#### RECORDS PROVIDED ####

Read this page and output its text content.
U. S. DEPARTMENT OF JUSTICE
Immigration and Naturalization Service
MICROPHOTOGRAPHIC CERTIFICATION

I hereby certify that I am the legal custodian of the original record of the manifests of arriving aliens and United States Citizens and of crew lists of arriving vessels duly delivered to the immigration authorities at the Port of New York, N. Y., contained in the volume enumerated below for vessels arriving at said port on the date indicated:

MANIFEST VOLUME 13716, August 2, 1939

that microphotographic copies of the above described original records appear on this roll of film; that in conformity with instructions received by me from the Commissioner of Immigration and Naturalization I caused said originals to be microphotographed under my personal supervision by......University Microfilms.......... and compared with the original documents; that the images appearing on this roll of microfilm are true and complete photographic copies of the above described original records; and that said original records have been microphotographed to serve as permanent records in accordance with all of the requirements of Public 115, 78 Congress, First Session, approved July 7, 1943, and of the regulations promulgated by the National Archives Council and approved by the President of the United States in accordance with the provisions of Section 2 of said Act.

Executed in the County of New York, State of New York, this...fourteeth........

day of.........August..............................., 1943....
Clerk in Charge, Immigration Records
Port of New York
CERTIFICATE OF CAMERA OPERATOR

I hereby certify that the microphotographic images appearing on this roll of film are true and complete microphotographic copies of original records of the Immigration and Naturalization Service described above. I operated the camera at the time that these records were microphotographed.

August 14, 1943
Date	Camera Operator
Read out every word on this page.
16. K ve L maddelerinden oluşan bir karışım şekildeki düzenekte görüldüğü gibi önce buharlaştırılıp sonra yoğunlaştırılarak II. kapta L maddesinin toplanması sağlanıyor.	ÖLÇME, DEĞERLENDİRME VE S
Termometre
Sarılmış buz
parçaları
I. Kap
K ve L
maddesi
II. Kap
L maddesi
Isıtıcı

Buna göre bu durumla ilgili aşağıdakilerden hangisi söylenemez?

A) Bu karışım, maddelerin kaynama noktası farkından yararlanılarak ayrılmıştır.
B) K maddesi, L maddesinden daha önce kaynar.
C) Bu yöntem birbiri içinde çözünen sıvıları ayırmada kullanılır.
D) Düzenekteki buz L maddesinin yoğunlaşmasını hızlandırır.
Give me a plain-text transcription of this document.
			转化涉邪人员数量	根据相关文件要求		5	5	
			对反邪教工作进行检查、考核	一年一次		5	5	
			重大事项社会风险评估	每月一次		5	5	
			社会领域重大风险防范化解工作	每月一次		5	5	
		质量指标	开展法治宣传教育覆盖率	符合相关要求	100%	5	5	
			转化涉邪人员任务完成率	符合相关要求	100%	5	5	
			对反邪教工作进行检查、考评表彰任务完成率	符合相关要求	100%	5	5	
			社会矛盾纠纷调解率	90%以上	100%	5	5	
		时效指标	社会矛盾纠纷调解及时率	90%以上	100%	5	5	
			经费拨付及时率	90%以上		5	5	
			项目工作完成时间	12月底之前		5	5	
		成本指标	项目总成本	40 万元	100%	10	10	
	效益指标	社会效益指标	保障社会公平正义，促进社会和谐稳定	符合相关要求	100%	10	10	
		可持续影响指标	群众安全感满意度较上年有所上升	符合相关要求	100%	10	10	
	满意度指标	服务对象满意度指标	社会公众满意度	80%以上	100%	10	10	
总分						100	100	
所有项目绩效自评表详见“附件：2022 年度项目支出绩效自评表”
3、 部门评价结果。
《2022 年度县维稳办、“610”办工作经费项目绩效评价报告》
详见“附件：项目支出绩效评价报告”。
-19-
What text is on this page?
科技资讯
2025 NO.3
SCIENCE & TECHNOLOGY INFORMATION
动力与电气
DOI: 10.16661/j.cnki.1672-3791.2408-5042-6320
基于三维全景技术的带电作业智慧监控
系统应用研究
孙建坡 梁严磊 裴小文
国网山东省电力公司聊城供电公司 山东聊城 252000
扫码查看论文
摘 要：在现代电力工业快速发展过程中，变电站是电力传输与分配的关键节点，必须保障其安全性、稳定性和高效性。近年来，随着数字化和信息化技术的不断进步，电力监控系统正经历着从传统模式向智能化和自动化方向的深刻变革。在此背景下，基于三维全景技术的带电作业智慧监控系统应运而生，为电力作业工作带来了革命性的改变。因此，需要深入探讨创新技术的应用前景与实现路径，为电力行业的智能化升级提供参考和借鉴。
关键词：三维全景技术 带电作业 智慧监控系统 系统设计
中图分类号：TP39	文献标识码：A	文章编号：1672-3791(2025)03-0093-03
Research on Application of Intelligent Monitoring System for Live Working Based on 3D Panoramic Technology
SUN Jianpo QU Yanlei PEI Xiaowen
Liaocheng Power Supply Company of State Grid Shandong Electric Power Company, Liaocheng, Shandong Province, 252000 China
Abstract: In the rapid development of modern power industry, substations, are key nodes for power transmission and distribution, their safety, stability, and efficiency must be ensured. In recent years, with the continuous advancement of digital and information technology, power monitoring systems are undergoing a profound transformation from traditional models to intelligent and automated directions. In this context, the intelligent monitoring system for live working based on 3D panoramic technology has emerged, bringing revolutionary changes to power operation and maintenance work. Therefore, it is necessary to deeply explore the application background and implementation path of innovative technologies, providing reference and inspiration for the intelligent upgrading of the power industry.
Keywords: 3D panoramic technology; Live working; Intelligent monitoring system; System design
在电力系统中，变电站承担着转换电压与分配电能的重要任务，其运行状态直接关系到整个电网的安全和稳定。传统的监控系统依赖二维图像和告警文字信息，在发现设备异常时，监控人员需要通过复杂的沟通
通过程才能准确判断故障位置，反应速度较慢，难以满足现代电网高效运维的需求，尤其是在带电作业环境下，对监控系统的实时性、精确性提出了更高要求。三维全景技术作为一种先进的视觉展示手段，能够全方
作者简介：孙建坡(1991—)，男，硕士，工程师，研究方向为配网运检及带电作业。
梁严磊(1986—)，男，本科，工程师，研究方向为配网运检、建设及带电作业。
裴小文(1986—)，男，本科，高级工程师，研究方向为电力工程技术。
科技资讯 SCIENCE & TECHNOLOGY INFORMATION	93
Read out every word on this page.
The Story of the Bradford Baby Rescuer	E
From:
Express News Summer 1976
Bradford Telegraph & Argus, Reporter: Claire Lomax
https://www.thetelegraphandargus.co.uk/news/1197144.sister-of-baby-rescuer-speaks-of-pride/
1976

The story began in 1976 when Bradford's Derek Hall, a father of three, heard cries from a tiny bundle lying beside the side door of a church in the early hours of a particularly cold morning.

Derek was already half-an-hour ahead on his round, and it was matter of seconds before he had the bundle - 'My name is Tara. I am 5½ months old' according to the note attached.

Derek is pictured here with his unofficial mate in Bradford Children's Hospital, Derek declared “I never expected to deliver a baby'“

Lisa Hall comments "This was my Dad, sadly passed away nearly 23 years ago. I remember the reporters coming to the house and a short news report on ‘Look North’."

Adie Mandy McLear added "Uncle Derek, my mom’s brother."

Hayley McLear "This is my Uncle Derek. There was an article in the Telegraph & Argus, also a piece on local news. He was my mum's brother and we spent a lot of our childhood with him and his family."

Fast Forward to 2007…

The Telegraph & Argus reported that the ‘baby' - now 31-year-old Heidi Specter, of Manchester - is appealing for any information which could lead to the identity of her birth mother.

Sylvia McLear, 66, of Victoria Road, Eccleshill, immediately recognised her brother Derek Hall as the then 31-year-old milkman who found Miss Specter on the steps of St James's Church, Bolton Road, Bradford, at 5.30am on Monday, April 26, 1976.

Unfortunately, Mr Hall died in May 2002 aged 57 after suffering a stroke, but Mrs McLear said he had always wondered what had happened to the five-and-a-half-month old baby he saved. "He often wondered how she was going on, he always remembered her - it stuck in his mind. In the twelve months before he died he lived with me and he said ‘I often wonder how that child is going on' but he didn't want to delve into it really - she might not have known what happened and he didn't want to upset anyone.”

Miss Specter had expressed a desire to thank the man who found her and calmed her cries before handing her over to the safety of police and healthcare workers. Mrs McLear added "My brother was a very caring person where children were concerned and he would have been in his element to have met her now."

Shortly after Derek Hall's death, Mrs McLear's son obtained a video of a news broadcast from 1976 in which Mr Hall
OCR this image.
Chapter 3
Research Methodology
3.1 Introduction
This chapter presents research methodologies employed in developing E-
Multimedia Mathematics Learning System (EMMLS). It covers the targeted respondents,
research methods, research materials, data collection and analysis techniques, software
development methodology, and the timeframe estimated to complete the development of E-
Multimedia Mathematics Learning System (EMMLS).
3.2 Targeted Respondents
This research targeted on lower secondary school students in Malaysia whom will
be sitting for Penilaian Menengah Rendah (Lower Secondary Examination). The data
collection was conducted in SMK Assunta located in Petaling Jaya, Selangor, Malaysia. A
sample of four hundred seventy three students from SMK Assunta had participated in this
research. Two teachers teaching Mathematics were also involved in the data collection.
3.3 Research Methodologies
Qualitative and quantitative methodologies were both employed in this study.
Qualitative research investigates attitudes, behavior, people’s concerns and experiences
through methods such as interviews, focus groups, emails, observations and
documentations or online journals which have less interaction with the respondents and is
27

####

GOAL OF THE EXERCISE >>
Using the listing above, return all lines where the word "Malaysia" occurs.

FULL SOLUTION >>
This research targeted on lower secondary school students in Malaysia whom will
collection was conducted in SMK Assunta located in Petaling Jaya, Selangor, Malaysia. A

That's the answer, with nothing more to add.